» **What to do**
Copy each line below in which the string "axis" occurs.

Start of Raw records

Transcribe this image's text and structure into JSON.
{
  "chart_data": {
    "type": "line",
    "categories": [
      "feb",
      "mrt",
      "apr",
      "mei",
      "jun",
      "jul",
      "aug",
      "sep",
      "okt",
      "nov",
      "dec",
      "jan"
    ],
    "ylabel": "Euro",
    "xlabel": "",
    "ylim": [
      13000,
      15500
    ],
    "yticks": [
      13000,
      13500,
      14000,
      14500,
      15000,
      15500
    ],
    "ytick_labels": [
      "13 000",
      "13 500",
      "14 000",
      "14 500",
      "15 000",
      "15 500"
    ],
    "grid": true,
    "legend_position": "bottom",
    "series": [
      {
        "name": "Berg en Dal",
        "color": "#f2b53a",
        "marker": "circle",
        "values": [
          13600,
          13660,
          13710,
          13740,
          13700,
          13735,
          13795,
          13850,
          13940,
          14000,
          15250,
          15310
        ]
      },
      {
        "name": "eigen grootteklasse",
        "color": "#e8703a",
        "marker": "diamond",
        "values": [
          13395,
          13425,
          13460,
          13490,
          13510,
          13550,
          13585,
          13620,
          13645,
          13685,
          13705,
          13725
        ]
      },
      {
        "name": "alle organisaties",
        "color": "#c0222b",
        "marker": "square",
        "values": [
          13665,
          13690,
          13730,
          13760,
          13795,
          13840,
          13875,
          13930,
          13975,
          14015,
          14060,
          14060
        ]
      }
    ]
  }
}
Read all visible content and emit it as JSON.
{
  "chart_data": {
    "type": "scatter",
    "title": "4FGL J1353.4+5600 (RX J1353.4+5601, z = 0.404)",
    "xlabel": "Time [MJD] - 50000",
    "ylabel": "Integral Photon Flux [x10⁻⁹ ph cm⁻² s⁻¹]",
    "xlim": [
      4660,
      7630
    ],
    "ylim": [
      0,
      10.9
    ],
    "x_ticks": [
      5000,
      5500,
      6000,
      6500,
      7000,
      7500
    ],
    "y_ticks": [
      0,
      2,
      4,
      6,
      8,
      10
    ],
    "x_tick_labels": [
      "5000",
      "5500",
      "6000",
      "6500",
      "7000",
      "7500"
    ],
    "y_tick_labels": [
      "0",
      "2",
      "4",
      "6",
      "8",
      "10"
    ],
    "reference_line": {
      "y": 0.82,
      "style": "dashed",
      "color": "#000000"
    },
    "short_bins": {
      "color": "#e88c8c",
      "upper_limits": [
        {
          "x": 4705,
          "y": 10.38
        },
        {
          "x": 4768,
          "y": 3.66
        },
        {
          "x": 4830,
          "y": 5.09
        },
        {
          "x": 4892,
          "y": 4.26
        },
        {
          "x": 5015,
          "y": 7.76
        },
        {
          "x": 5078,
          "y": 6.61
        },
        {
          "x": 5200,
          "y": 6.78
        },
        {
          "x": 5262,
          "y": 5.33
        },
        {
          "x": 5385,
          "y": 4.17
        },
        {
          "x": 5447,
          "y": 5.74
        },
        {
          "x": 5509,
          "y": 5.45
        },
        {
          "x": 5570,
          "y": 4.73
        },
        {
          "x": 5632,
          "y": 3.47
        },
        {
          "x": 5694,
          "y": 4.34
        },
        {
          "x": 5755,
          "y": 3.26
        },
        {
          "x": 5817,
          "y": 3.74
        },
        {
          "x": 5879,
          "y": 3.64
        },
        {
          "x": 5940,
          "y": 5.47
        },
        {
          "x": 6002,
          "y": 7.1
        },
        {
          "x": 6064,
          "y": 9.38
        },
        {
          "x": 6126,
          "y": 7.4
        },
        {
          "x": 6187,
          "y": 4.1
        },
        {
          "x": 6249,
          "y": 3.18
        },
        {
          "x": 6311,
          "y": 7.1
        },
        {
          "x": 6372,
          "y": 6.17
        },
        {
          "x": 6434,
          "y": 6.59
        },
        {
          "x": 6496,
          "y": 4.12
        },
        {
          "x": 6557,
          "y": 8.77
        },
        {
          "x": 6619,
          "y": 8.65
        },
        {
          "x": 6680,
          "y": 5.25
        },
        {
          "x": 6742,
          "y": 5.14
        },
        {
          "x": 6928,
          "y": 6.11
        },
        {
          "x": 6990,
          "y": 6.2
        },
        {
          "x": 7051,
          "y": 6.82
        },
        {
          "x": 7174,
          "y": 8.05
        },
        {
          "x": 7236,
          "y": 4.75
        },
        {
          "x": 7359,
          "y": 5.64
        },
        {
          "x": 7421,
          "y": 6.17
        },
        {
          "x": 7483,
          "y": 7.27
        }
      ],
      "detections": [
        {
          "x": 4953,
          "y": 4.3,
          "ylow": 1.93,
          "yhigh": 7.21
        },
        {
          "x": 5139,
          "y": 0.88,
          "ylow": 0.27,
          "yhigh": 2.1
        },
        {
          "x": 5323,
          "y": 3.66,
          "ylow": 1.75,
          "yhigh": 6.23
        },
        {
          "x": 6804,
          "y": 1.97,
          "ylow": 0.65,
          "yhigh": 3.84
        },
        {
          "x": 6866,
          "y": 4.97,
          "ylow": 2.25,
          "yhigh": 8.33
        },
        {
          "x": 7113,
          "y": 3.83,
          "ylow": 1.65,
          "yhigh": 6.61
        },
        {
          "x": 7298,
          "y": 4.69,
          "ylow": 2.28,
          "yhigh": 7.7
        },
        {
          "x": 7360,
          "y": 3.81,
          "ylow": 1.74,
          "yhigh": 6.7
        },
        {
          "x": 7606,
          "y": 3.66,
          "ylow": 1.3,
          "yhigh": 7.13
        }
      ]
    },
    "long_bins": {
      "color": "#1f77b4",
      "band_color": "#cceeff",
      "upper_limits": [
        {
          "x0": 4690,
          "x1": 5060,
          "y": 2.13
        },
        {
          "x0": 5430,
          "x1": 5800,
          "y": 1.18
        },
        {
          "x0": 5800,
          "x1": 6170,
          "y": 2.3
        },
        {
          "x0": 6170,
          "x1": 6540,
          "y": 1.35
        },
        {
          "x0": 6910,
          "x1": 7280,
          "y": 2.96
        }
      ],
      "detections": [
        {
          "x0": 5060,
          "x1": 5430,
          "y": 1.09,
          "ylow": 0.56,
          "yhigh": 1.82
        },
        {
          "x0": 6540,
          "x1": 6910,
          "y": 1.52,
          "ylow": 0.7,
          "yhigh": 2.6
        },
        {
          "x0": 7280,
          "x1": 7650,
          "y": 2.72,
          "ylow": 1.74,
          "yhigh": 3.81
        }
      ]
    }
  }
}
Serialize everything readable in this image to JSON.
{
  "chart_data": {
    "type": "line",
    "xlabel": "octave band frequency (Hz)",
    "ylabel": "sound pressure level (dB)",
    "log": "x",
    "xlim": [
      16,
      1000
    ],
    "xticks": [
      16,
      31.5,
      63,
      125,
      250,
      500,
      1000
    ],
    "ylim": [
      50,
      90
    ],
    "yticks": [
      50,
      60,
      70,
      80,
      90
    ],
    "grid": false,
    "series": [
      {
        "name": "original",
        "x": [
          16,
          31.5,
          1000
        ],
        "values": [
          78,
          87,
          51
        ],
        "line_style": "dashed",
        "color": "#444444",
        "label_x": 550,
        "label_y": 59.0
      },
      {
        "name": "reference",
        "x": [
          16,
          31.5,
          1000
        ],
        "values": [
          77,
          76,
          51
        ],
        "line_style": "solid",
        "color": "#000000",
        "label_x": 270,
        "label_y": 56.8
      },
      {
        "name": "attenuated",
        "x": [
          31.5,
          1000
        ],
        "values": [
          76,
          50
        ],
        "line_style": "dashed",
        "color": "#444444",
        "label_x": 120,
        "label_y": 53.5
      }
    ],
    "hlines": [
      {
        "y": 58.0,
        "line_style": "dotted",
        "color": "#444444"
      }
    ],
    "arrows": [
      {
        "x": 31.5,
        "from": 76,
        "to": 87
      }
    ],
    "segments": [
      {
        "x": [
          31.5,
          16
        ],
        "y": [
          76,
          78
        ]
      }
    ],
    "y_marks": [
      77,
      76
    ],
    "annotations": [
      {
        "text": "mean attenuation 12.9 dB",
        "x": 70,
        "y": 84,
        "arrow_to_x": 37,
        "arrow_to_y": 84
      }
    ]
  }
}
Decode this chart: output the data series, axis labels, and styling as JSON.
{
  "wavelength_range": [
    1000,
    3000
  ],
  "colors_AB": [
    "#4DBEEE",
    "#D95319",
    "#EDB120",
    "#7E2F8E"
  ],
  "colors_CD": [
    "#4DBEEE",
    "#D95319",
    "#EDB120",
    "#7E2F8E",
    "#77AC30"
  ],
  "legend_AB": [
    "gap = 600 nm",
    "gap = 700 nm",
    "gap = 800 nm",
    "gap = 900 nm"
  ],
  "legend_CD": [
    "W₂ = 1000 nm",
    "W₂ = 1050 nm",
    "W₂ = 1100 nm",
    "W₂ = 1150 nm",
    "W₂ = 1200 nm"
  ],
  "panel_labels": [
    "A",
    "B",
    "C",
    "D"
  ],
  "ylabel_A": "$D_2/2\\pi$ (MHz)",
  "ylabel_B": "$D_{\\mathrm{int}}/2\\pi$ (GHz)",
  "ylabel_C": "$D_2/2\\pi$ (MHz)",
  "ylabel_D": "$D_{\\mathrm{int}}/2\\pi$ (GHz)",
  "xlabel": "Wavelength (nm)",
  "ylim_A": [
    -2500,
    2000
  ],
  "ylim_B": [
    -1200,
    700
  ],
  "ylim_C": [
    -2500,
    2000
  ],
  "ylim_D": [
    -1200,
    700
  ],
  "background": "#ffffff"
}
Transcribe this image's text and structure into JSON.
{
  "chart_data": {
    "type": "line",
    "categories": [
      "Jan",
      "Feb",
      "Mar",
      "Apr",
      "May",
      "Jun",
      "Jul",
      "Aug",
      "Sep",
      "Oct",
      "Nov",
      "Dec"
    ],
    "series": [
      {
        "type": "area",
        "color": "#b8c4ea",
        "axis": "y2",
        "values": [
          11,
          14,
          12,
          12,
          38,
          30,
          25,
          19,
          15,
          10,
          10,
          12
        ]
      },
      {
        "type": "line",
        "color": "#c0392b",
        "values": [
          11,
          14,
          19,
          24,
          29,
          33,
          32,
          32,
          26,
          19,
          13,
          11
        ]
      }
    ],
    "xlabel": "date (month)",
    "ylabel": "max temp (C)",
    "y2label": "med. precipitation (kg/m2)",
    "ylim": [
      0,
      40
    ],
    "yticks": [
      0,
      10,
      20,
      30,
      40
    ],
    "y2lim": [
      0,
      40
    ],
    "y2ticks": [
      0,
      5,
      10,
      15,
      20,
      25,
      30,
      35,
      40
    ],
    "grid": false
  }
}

End of Raw records

» **The output**
Decode this chart: output the data series, axis labels, and styling as JSON.
        "axis": "y2",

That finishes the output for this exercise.